Что нужно сделать
a) Отредактируйте текст о романе Толстого: перепишите отрывок, который начинается со слов «Приведя князя Серебряного» и заканчивается словами «сыграть в справедливость.», заменив в нём «пир» на «праздник».
b) Продолжите текст о романе Толстого, начав сразу после его последнего предложения.

Фрагмент текста
____

Пафос воспевания этого благородного одиночества очень ослаблял позиции Толстого-романиста, толкал в тупики сомнений, рождал неуверенность и неопределенность, которые чувствуются на многих страницах романа.

Приведя князя Серебряного на пир к царю и познакомив читателя с умным и коварным Иваном Грозным, с угрюмым палачом и другом царя Малютой Скуратовым, с приветливым и мудрым, старавшимся быть необходимым царю и не запачкаться в крови Борисом Годуновым, с Вяземским, Басмановыми и другими, Толстой ставит своего героя на грань между смертью и жизнью – спасают лишь правдивость и убедительная верность царю, который по капризу воли решил сыграть в справедливость.

Волей случая князь Серебряный попадает в тюрьму, откуда его выручает ватага Перстня. Увлекая за собой разбойную дружину, князь одерживает победы над татарами в рязанской земле. (Кстати, в том, что татарами командует «ширинский князь Шихмат», легко углядеть намек на «мрачное семилетие» и деятельность министра просвещения князя Ширинского-Шихматова.)

____

Извлечённые записи
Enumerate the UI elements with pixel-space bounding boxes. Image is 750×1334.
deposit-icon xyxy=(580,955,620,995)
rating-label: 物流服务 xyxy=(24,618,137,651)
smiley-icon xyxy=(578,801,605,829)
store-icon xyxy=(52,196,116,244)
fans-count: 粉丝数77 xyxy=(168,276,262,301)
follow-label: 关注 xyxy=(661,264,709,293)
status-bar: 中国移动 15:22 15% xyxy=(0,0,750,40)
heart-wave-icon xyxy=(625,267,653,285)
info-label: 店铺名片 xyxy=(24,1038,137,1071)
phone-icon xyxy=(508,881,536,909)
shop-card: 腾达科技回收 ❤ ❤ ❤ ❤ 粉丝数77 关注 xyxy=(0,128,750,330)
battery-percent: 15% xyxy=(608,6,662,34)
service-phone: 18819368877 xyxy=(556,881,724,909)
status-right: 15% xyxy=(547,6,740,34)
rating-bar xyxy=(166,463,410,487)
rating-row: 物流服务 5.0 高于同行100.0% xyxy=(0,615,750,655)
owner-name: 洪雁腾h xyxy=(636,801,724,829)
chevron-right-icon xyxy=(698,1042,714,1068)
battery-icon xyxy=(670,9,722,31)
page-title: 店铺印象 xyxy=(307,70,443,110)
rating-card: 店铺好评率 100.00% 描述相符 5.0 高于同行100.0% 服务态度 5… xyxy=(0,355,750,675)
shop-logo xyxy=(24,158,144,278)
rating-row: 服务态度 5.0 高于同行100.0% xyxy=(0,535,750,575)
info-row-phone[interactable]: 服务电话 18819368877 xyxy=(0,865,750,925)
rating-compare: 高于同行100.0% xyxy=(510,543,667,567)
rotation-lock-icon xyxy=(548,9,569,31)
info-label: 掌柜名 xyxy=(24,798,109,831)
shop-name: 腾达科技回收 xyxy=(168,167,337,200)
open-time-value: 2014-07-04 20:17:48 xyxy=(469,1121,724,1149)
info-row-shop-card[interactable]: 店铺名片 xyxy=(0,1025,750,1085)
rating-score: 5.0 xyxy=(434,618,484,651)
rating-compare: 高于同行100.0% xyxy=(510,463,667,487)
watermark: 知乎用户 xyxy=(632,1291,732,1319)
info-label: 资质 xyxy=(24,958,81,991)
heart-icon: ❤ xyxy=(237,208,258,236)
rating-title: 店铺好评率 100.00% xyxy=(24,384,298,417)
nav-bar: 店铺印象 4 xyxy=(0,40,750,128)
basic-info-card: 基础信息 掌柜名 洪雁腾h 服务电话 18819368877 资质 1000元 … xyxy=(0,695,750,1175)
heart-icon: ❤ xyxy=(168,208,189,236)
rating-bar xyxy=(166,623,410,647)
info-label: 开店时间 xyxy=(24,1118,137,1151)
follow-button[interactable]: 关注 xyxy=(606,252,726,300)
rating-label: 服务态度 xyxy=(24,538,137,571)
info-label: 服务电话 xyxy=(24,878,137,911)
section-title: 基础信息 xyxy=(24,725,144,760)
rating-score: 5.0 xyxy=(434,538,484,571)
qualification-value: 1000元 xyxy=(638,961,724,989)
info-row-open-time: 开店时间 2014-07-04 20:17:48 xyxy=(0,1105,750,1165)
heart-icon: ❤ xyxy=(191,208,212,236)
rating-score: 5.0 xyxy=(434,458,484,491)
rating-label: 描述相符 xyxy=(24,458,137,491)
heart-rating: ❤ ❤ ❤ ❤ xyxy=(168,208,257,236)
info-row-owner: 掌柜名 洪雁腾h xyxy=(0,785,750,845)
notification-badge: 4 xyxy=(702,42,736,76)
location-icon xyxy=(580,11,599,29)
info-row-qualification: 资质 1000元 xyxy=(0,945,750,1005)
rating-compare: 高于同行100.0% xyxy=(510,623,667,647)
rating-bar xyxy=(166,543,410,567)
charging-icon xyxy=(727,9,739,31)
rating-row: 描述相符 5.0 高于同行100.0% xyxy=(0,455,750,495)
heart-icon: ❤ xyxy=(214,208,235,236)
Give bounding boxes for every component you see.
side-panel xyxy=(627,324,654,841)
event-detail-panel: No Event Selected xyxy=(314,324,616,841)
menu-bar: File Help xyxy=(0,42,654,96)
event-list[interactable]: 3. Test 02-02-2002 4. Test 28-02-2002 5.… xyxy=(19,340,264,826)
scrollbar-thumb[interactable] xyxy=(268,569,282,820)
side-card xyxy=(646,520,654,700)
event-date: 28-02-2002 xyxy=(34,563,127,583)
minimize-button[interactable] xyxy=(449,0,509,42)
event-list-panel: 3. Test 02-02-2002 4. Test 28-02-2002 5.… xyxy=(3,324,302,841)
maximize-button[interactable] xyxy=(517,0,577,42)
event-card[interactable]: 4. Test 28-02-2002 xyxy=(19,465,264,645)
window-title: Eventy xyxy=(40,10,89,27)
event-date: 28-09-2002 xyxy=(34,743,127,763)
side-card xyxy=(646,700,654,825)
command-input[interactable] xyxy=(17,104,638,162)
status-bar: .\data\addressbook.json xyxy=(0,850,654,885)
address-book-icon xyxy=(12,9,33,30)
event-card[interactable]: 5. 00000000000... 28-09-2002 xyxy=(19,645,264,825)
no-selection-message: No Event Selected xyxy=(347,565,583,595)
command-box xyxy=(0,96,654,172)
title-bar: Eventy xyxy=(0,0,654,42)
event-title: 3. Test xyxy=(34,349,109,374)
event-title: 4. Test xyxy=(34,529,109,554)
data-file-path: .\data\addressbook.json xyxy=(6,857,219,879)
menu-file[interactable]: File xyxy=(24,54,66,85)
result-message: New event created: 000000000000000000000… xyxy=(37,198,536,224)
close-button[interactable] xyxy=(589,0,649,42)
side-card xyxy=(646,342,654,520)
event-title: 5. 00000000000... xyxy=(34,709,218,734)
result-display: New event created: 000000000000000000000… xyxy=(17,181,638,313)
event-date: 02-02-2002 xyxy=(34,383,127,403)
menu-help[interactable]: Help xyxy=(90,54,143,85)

____

Ответы к заданиям
a)
Приведя князя Серебряного на праздник к царю и познакомив читателя с умным и коварным Иваном Грозным, с угрюмым палачом и другом царя Малютой Скуратовым, с приветливым и мудрым, старавшимся быть необходимым царю и не запачкаться в крови Борисом Годуновым, с Вяземским, Басмановыми и другими, Толстой ставит своего героя на грань между смертью и жизнью – спасают лишь правдивость и убедительная верность царю, который по капризу воли решил сыграть в справедливость.

b)
Но машина истребления, запущенная раз, требует все новых жертв. Гибнет боярин Морозов, гибнут и опричники Вяземский и Басмановы. В деспотическом государстве палачи начинают истреблять друг друга, как пауки в банке. Не может быть и личного счастья – когда Серебряный находит Елену, ушедшую после гибели мужа в монастырь, она говорит ему: «Не личила бы нам одним радость, когда вся земля терпит горе и скорбь великую!»

Показывая сомнения своего героя, которому приходит на память изменник Курбский, Толстой упрямо проводит мысль, что родина и государь не одно и то же. Государи смертны, а родина будет жить вечно, и ее надо беречь и защищать во имя ее грядущего расцвета. Отдает за нее жизнь и князь Серебряный.

«Родина ты моя, родина, – вырывается у Толстого. – Случалось и мне в позднюю осень проезжать по твоим просторам! Ровно ступал конь, отдыхая от слепней и дневного жару; теплый ветер разносил запах цветов и свежего сена, и так было мне сладко, и так было мне грустно, и так думалось о прошедшем, и так мечталось о будущем...»

Цепь приключений Серебряного, обусловленных случайностями, слишком прямолинейно трактует характер героя, в простодушии которого кроется такая примитивность мышления, что Толстому то и дело приходится прибегать к авторским отступлениям, а это, как и излишняя детализация старинного быта и обрядов, нарушает чистоту жанра.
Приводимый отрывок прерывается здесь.